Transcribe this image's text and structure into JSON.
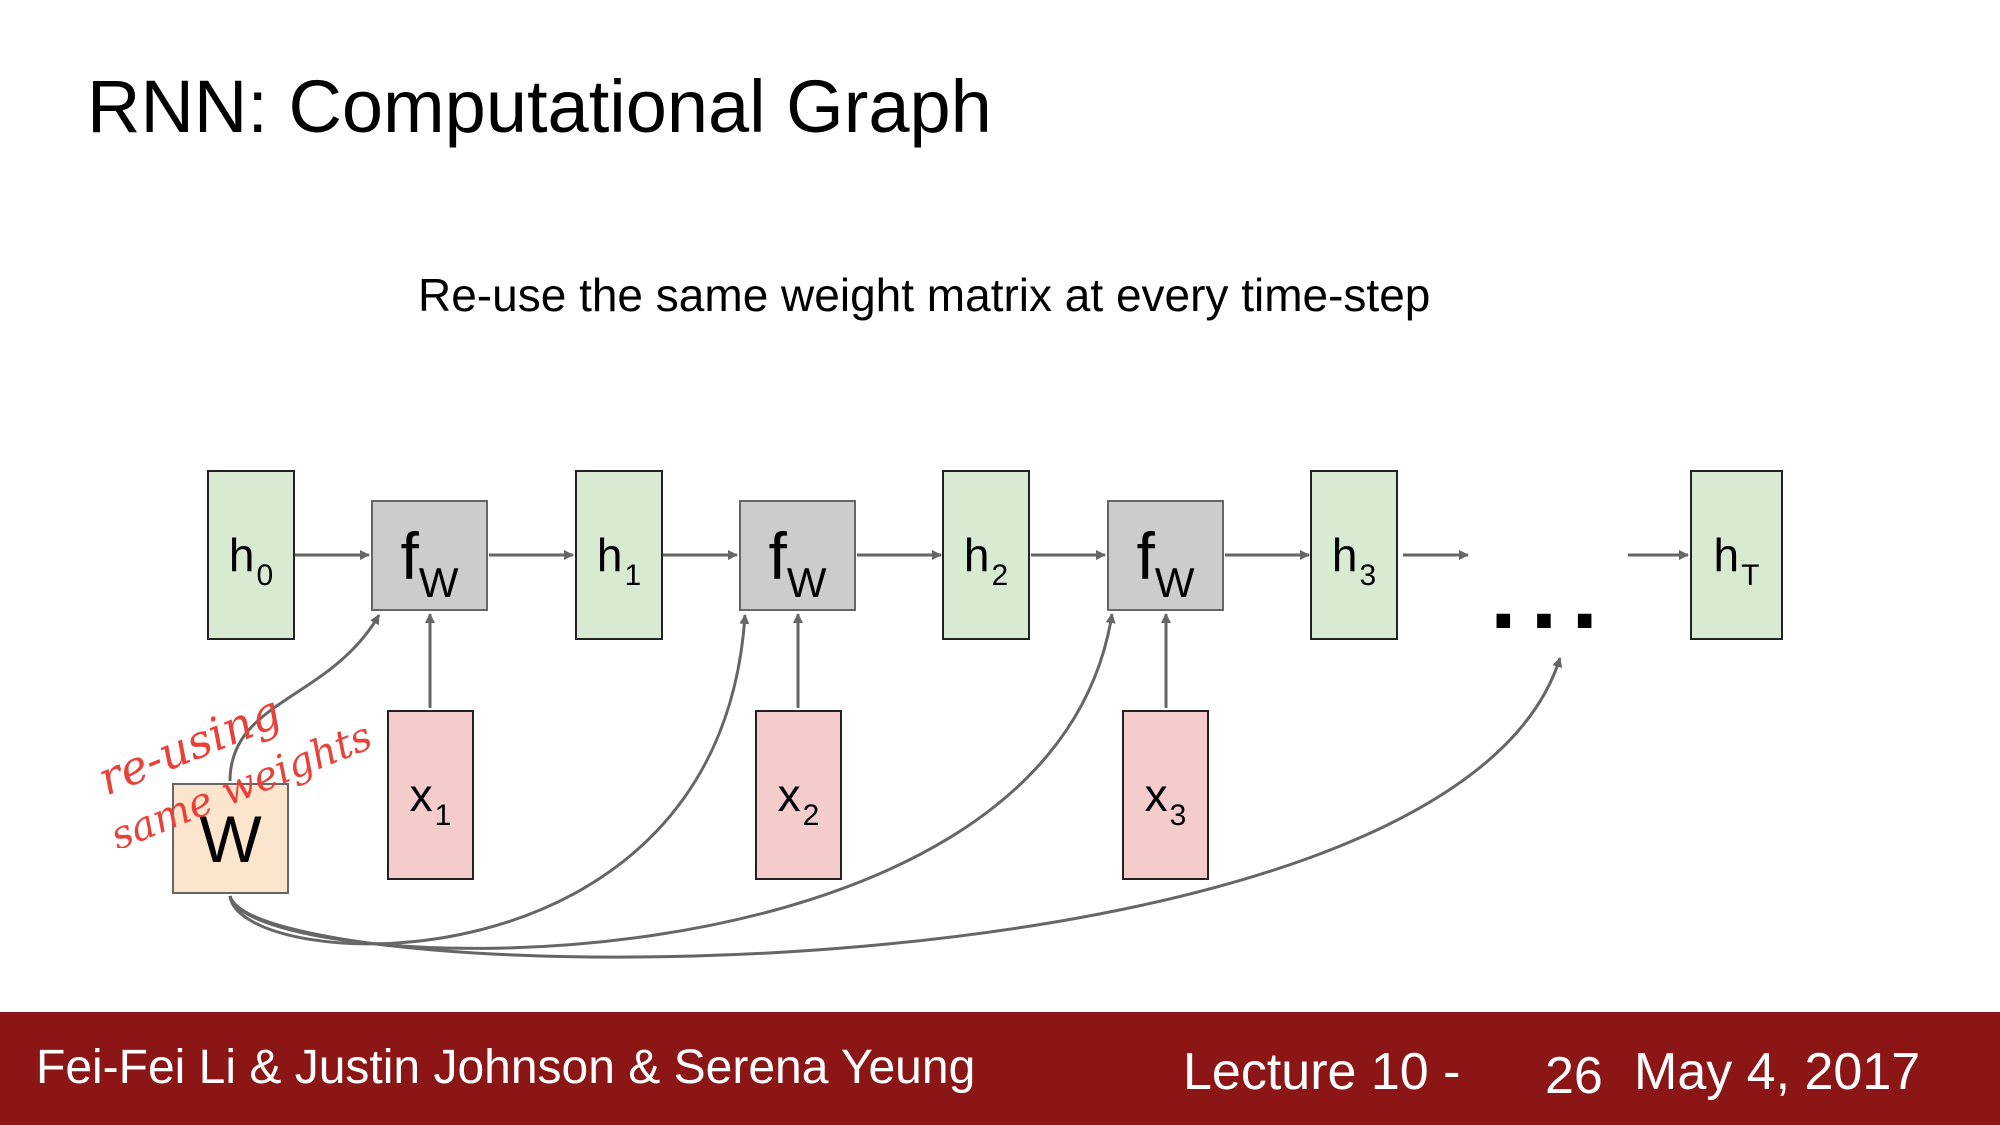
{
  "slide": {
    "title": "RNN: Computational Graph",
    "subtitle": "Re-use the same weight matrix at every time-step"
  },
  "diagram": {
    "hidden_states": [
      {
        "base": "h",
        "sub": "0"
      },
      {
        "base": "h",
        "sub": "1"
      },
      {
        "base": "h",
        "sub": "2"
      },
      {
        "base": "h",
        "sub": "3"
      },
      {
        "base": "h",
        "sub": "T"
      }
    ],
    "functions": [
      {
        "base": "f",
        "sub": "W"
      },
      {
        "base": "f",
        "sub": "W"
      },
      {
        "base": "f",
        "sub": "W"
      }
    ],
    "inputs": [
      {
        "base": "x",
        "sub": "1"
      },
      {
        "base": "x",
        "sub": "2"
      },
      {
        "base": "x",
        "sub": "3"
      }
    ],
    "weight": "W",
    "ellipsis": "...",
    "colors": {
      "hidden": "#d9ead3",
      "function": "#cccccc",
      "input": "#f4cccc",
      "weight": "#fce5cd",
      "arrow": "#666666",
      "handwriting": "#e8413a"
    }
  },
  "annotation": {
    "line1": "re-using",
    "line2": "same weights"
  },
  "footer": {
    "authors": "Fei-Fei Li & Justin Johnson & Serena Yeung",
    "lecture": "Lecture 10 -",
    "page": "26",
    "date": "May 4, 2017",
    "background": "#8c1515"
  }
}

# [JOB]
From the data above, copy each line where the string "same" appears.

# [WRITTEN SOLUTION]
    "subtitle": "Re-use the same weight matrix at every time-step"
    "line2": "same weights"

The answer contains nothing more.